WRITTEN TASK A
Do these statements agree with the passage below? For each, answer yes or no and quote the words from the passage that decide it.
(i) The town hall at McCaffrey's takes place at noon on a Sunday.
(ii) In BoJack Horseman, the friend's daughter BoJack takes to prom is 18.
(iii) The day after Sasha's post, Rumor's announced that the special guest was Louis C.K.
══ PROVIDED PASSAGE ══
Content warning: sexual assault and abuse of power.
Disclaimer: some of the names of places and people have been changed for this piece.
Amy and I walk down the steps into the basement of McCaffrey’s and sit down at the very back. The blue stage lights are on and it feels like 7 p.m. even though it’s only noon on a Sunday. There’s a table and a chair on the stage and Rob, the showrunner of the venue, is ready with a notebook and pen. The lights are on. The audience is here. The scene is set. I tell Amy again, for the millionth time in the last hour, that we can go if she wants to. “No,” she reassures me.
When I imagine a town hall I don’t think of a basement with blue lights and a stage and the smell of fettuccine alfredo wafting in the background. I think of Stars Hallow from Gilmore Girls. Of a man with a gavel. Of something so different from this.
Amy squeezes my hand. I know before I turn my head that it’s him. He walks down the rest of the steps (all the while avoiding eye contact with us) and takes a seat in the opposite corner of the room. “Are you sure?” I ask. I wouldn’t blame her if she wanted to go. “No,” she says again. But this time, she gets up and quickly walks to the washroom. I follow her.
“I really don’t mind leaving,” I say in the washroom – the same one we regularly chugged beers in before improv sets. The same one I threw up in before my first Fringe show. The same bathroom in the same comedy venue that the two of us will vow – a few weeks later – to never step foot in again.
When I imagine a town hall I think of an important person, one who doesn’t have all the answers but pretends to, telling a community how they can come together. I think of idealism and a wooden podium and a group of people with one common goal. I don’t think of my community – a collective of stand-ups, improvisers, and comedians – coming together to discuss what has happened to us since Louis C.K. performed in our city.
In the TV show BoJack Horseman, the title character spends most of the series making bad choices. At the end of the second season, BoJack (who’s in his 50s) offers to take a friend’s daughter (who’s 17) to her high school prom. While first done as an act of kindness, he later ends up breaking her trust and causing her emotional damage (it’s revealed years later that Penny suffers from panic attacks because of BoJack). At the end of the episode Penny, the daughter, tells BoJack she wants to sleep with him. She reassures him that she’s sober and that the age of consent in New Mexico is 17. Although he rejects her at first, he invites her into his bedroom, only to be interrupted by Penny’s mother before anything can happen.
Later in the series, BoJack confronts Penny in a drunken stupor. Penny, terrified, says, “I was 17, I didn’t know any better.”
Five months earlier my friend Sasha tells me Louis C.K. is scheduled to perform two shows at Rumor’s Comedy Club. It’s June 2019 and we sit together in the basement of McCaffrey’s to support our friend who’s premiering a show. I tell Sasha that can’t be true. He tells me it is. One of the openers and a few of the serving staff confirmed it. I check the Rumor’s website. Under their calendar, on the two dates Sasha tells me C.K. will be performing, are the words Surprise Guest.
Later that evening, Sasha makes a post on his Instagram Story. “I’ve been told problematic information about Rumor’s Comedy Club,” it starts. “For the dates of June 11 and June 15 they are booking Louis C.K.” I share the post immediately. Others do too. The next day, Rumor’s announces the special guest is not, in fact, C.K. Sasha is wrong about when, but he’s not wrong about who. In five months, when C.K. flies in from L.A., Sasha won’t say “I told you so,” because this is something he didn’t want to be right about.
═══
WRITTEN TASK B
Return the lines of the entries unchanged, starting at the first line of the entries and stopping after the line that contains "module-desc: y liberar".
══ RECORD SET ══
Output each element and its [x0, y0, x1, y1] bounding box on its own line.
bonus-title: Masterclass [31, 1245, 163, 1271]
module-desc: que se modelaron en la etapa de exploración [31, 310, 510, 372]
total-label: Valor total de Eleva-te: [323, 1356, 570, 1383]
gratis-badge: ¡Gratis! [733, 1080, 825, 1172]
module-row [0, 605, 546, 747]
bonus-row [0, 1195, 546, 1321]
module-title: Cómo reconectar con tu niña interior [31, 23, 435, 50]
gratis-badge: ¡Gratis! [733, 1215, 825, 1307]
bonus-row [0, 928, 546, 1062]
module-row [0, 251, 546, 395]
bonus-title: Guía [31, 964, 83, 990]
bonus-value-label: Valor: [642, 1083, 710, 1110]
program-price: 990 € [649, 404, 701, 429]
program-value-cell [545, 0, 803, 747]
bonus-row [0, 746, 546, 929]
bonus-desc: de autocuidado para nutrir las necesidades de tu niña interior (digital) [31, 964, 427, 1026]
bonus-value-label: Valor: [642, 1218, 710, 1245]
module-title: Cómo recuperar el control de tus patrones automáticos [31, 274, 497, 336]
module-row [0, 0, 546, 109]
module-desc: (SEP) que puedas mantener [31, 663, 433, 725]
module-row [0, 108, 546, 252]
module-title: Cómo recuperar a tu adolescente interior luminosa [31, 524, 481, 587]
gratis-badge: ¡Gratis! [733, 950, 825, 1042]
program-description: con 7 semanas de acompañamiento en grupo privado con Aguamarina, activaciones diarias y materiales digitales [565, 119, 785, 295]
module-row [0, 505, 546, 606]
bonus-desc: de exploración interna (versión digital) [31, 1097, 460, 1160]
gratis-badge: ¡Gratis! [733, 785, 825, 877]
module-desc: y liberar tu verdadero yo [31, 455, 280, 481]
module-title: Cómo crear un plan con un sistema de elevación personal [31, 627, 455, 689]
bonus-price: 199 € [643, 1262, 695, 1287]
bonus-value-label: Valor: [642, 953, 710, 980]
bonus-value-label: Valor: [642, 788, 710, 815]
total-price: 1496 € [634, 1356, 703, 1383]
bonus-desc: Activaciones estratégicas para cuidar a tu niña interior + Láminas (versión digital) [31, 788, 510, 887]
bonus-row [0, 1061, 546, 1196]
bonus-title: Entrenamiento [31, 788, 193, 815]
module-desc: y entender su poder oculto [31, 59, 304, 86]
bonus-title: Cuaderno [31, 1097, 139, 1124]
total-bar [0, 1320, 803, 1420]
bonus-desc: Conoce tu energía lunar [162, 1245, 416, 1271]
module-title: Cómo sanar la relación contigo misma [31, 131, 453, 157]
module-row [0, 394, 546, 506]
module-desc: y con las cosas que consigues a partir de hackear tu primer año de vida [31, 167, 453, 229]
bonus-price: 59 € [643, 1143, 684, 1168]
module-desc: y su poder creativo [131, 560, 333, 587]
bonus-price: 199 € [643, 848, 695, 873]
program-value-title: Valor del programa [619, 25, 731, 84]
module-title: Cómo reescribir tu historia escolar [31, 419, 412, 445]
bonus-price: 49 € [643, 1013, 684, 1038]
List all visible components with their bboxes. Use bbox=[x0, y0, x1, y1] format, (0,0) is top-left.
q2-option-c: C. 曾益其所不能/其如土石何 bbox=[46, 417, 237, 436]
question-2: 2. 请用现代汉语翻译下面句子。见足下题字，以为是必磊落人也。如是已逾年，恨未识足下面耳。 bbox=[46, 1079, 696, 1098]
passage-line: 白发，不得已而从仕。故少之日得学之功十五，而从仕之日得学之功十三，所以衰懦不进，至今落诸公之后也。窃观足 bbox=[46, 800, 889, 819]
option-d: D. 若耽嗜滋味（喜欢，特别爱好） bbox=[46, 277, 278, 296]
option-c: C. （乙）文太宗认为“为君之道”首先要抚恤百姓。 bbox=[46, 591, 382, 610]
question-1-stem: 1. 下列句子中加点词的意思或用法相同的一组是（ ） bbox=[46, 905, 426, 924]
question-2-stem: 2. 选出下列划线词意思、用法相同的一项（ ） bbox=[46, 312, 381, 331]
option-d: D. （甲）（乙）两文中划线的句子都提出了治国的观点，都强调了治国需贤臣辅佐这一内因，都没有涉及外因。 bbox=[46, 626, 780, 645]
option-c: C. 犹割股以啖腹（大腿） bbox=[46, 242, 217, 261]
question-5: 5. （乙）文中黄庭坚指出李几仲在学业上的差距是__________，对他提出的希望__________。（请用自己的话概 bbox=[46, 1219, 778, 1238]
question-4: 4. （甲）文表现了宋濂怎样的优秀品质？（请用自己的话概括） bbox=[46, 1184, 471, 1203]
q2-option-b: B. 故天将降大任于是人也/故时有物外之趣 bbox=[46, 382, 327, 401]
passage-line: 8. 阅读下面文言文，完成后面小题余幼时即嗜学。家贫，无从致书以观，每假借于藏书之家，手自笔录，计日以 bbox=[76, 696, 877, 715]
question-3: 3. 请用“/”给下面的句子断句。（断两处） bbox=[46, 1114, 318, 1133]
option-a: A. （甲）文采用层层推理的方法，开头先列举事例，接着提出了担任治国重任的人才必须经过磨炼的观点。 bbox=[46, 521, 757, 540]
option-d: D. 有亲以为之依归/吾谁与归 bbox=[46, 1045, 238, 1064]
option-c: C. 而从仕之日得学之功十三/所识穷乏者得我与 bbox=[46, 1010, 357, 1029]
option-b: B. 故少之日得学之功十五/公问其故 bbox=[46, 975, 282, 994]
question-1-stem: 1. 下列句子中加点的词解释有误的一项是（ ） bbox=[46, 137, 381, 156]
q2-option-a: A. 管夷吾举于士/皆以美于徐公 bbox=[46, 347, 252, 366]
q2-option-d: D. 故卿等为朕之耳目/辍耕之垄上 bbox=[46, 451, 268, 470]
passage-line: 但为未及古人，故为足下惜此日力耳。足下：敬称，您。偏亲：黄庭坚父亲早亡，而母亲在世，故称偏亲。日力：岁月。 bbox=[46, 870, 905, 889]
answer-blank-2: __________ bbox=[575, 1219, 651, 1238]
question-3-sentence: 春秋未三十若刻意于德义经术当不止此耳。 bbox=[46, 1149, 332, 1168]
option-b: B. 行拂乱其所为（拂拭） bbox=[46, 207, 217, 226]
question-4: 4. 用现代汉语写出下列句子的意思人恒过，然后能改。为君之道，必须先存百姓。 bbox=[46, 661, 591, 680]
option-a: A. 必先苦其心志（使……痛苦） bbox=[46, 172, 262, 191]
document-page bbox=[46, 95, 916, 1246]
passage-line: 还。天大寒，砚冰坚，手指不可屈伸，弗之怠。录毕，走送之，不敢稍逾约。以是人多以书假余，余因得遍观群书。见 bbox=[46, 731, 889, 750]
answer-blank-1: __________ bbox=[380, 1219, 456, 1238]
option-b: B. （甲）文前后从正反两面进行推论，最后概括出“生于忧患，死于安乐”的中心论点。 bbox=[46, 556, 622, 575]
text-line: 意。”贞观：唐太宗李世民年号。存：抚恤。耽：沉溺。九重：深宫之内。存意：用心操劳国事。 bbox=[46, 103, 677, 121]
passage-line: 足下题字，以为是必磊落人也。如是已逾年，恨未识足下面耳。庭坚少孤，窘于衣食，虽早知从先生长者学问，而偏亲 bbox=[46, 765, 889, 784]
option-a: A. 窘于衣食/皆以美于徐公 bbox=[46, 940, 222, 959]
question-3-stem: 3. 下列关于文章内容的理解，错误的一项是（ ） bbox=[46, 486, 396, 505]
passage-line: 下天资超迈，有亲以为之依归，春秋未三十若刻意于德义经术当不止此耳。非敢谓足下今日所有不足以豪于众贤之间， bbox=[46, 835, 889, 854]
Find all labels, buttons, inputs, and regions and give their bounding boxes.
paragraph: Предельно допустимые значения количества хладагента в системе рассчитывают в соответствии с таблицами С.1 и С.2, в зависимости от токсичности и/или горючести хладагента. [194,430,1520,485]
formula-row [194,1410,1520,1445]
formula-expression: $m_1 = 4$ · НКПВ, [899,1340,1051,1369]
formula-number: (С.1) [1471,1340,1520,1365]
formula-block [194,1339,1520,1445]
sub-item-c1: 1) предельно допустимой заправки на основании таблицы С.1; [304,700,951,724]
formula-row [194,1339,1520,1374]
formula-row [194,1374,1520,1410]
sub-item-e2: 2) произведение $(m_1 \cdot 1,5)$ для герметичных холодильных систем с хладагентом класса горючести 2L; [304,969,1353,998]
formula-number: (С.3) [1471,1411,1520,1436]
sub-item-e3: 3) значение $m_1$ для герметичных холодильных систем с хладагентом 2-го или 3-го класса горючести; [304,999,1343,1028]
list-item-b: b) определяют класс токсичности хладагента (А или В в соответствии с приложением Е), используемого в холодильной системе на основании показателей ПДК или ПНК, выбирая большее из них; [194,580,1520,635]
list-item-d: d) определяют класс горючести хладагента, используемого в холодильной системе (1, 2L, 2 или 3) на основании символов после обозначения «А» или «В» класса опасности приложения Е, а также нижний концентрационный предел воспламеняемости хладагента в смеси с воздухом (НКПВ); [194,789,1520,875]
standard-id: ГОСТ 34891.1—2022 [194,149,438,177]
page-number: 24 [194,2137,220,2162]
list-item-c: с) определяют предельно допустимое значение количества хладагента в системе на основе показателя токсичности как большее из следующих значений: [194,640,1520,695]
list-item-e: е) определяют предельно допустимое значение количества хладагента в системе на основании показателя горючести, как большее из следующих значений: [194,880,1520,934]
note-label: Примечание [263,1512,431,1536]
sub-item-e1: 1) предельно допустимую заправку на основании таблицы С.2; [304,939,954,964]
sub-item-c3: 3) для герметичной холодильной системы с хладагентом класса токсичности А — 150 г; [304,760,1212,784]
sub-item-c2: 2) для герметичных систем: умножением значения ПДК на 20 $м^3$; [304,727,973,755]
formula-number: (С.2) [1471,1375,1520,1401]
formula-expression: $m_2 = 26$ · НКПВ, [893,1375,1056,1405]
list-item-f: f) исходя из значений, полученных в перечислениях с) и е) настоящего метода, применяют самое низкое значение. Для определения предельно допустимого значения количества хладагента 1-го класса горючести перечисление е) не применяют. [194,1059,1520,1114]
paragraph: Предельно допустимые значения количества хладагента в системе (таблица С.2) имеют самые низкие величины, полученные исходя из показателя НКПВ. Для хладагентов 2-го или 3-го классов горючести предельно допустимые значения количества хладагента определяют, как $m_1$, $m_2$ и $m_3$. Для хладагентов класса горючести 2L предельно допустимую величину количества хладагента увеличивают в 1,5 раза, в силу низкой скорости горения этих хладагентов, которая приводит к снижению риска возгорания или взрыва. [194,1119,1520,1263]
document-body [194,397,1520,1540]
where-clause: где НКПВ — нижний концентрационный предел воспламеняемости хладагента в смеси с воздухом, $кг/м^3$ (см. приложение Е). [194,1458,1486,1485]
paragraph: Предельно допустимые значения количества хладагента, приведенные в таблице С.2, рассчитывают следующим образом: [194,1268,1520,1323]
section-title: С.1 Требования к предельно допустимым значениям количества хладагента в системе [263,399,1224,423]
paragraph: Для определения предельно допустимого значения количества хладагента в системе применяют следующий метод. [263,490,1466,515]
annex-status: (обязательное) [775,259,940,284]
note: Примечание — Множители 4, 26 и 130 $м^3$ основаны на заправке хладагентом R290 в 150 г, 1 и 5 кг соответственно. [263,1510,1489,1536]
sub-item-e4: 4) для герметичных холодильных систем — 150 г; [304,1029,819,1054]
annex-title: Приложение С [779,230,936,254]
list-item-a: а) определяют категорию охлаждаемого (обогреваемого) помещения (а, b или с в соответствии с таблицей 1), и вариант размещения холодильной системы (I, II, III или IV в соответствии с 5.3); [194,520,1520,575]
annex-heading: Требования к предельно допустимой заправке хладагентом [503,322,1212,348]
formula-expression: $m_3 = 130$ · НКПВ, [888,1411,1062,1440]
═══
COMPLETE RESPONSE A
(i) Yes: "even though it’s only noon on a Sunday"
(ii) No: "a friend’s daughter (who’s 17)"
(iii) No: "Rumor’s announces the special guest is not, in fact, C.K."

COMPLETE RESPONSE B
Output each element and its [x0, y0, x1, y1] bounding box on its own line.
bonus-title: Masterclass [31, 1245, 163, 1271]
module-desc: que se modelaron en la etapa de exploración [31, 310, 510, 372]
total-label: Valor total de Eleva-te: [323, 1356, 570, 1383]
gratis-badge: ¡Gratis! [733, 1080, 825, 1172]
module-row [0, 605, 546, 747]
bonus-row [0, 1195, 546, 1321]
module-title: Cómo reconectar con tu niña interior [31, 23, 435, 50]
gratis-badge: ¡Gratis! [733, 1215, 825, 1307]
bonus-row [0, 928, 546, 1062]
module-row [0, 251, 546, 395]
bonus-title: Guía [31, 964, 83, 990]
bonus-value-label: Valor: [642, 1083, 710, 1110]
program-price: 990 € [649, 404, 701, 429]
program-value-cell [545, 0, 803, 747]
bonus-row [0, 746, 546, 929]
bonus-desc: de autocuidado para nutrir las necesidades de tu niña interior (digital) [31, 964, 427, 1026]
bonus-value-label: Valor: [642, 1218, 710, 1245]
module-title: Cómo recuperar el control de tus patrones automáticos [31, 274, 497, 336]
module-row [0, 0, 546, 109]
module-desc: (SEP) que puedas mantener [31, 663, 433, 725]
module-row [0, 108, 546, 252]
module-title: Cómo recuperar a tu adolescente interior luminosa [31, 524, 481, 587]
gratis-badge: ¡Gratis! [733, 950, 825, 1042]
program-description: con 7 semanas de acompañamiento en grupo privado con Aguamarina, activaciones diarias y materiales digitales [565, 119, 785, 295]
module-row [0, 505, 546, 606]
bonus-desc: de exploración interna (versión digital) [31, 1097, 460, 1160]
gratis-badge: ¡Gratis! [733, 785, 825, 877]
module-desc: y liberar tu verdadero yo [31, 455, 280, 481]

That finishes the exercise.